[Records from a collection of figures]
--------------------------------------------------
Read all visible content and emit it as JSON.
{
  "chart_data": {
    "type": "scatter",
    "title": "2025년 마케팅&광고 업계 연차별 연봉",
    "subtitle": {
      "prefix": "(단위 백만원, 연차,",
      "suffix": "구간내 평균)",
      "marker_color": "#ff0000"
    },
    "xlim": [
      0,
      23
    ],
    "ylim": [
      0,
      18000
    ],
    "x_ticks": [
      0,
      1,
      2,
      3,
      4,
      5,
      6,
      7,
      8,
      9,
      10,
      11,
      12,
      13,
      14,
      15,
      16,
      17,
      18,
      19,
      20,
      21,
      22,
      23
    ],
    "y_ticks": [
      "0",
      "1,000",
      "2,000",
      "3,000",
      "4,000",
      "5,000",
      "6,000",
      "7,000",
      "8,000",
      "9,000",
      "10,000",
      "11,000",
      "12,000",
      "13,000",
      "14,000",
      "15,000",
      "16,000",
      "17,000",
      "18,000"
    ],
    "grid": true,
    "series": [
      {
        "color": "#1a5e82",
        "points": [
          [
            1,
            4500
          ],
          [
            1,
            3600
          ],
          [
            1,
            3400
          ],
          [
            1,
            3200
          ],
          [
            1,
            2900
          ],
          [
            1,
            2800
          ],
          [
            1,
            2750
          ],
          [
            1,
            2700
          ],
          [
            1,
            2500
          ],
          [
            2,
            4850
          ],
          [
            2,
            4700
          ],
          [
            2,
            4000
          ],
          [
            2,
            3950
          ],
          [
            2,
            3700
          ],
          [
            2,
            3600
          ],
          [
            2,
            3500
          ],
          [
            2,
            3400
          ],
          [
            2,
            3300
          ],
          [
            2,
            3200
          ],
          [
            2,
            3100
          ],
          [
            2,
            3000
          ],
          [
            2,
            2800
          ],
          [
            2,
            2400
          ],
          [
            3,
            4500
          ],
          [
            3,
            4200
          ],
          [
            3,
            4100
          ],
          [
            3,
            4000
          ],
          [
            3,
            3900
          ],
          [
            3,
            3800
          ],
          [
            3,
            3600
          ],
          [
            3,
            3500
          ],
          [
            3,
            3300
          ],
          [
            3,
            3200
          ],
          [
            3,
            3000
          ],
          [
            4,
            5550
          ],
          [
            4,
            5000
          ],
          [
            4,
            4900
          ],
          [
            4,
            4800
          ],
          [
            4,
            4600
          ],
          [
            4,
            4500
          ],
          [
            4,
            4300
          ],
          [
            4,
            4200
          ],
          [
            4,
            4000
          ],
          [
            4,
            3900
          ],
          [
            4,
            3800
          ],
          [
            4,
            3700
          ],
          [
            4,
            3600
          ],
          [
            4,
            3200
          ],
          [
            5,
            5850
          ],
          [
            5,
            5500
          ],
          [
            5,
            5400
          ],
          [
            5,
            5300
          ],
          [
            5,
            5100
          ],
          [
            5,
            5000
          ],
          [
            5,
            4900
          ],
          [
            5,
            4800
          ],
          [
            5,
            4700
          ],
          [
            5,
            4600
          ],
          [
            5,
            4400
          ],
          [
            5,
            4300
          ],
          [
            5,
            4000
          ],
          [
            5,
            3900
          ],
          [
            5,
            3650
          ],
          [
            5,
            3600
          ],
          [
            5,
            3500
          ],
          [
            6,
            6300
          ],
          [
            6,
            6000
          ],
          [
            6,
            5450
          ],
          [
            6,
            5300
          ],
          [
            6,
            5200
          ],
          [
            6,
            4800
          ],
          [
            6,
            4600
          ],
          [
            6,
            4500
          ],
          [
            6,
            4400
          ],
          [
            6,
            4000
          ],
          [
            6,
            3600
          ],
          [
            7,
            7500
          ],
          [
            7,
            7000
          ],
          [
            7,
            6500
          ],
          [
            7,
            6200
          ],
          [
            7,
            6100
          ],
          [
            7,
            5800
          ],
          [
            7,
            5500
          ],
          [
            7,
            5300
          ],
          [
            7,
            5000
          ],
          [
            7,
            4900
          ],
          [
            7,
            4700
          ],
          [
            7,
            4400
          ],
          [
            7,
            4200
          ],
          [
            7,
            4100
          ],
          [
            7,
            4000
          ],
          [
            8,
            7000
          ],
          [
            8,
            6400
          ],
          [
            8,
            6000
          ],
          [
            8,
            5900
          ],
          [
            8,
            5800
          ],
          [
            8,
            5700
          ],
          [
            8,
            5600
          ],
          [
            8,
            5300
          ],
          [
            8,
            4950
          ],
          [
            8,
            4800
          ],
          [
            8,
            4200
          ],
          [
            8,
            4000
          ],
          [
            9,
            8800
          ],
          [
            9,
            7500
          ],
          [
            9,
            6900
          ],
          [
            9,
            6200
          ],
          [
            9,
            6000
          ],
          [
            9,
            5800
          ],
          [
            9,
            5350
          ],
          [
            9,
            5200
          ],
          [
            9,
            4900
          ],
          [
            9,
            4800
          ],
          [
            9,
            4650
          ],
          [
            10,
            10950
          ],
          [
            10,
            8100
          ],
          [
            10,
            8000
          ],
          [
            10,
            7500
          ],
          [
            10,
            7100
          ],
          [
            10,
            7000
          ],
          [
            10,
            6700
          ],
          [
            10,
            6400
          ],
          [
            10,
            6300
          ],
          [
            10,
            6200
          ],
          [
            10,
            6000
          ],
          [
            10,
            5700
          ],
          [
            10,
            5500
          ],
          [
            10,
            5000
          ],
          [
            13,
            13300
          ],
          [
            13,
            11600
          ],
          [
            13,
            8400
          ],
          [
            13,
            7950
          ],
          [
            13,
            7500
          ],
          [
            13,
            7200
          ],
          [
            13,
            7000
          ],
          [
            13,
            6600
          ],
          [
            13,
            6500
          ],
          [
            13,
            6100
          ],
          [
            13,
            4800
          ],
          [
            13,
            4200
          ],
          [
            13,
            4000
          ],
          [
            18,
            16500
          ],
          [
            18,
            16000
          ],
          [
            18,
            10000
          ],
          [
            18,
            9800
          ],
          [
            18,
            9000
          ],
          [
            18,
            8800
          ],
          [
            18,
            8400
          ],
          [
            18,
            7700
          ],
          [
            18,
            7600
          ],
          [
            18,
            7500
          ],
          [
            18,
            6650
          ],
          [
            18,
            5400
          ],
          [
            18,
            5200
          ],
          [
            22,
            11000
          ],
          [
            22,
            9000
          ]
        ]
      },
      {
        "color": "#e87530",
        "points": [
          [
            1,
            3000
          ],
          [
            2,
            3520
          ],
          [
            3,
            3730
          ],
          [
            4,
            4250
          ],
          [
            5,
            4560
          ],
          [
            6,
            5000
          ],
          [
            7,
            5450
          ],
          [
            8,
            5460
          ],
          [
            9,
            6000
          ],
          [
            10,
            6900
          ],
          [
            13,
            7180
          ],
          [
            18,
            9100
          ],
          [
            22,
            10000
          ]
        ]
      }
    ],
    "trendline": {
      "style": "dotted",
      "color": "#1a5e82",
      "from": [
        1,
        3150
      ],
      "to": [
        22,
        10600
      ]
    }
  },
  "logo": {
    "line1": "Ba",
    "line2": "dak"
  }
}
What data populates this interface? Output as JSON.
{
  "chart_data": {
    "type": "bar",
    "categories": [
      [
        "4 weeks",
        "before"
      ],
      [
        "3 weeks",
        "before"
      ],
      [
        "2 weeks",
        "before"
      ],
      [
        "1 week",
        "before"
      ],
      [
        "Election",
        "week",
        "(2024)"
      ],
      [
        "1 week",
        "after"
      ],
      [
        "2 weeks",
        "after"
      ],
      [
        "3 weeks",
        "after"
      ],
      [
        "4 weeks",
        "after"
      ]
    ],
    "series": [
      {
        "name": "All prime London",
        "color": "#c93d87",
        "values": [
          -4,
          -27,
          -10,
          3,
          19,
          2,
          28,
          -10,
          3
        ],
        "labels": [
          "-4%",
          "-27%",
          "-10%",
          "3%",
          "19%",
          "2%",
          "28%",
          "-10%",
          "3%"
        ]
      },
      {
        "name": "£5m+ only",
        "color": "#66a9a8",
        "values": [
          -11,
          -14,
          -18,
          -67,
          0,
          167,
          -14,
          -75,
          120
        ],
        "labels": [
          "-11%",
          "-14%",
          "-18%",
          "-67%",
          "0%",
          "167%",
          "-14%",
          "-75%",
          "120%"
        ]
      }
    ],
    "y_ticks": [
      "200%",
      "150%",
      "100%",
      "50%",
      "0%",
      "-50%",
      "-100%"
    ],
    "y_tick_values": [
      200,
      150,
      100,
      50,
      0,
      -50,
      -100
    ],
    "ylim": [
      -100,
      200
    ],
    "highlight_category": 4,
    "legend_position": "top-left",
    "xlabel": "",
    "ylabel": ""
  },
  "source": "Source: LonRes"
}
--------------------------------------------------
Where a line holds "JSON", copy it out.

Read all visible content and emit it as JSON.
What data populates this interface? Output as JSON.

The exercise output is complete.